• _WRITTEN INSTRUCTION 1_
Condense the paragraph beginning "Which is to say" in the excerpt on moving into a short bulleted list that keeps its main facts.
• _WRITTEN INSTRUCTION 2_
Answer these questions from the excerpt on moving:
(a) Until which summer did the writer not venture beyond the uptown grid?
(b) Above which street does the writer now find it hard to imagine ever having had a life?
(c) What kind of move does the writer call "an entirely different story"?
• _WRITTEN INSTRUCTION 3_
Please transcribe the part of the excerpt on moving starting at "In that moment" and ending at "regarding the payoff.".

• _EXCERPT PROVIDED_
In that moment of panic, I reflected back to my Nolita move two years prior. Before taking up residence in the adorable downtown neighborhood, I had zero sense of its geography. Life, for me, happened uptown– where a neatly laid out grid helped directionally challenged individuals orient themselves. But anything beyond the grid, well that was just not a place a nice Orthodox Jewish girl ventured (until the summer of 2011, that is).

Of course, two years later, and it’s so hard for me to imagine I ever had a life above 14th Street. And yet, despite this awareness, I am still inexplicably on the edge. Moving around Manhattan is one thing, but migrating to another borough is an entirely different story. My life is about to change– and I’m not convinced it’s for the better. It’s the first major life decision I’ve made without any sense of certainty regarding the payoff.

Which is to say, it’s the first significant risk I’ve taken.  Instead of playing it safe, sticking to the places and people I know, I am venturing into the unknown– and it’s pretty terrifying. And yes, I know I’ve moved to foreign countries, gone to college where I knew not a single soul, and chosen a professional path unlike any the Orthodox world has known. But all those choices  were calculated risks with high rewards.

• _RECORDED DATA_
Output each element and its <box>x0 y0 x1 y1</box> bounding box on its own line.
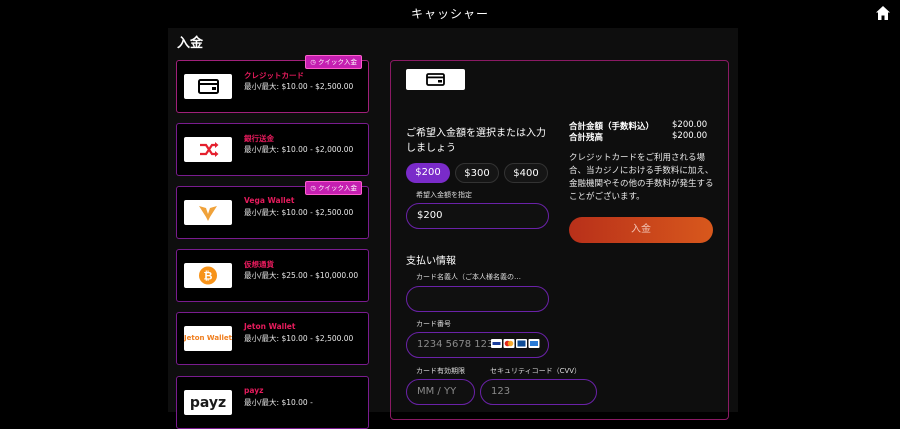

• _WRITTEN ANSWER 1_
- This is the writer's first significant risk.
- Instead of staying with familiar places and people, the writer is venturing into the unknown and finds it terrifying.
- The writer has already moved to foreign countries, gone to a college where they knew no one, and chosen a professional path unlike any the Orthodox world has known.
- Those earlier choices were calculated risks with high rewards.

• _WRITTEN ANSWER 2_
(a) The summer of 2011.
(b) 14th Street.
(c) Migrating to another borough.

• _WRITTEN ANSWER 3_
In that moment of panic, I reflected back to my Nolita move two years prior. Before taking up residence in the adorable downtown neighborhood, I had zero sense of its geography. Life, for me, happened uptown– where a neatly laid out grid helped directionally challenged individuals orient themselves. But anything beyond the grid, well that was just not a place a nice Orthodox Jewish girl ventured (until the summer of 2011, that is).

Of course, two years later, and it’s so hard for me to imagine I ever had a life above 14th Street. And yet, despite this awareness, I am still inexplicably on the edge. Moving around Manhattan is one thing, but migrating to another borough is an entirely different story. My life is about to change– and I’m not convinced it’s for the better. It’s the first major life decision I’ve made without any sense of certainty regarding the payoff.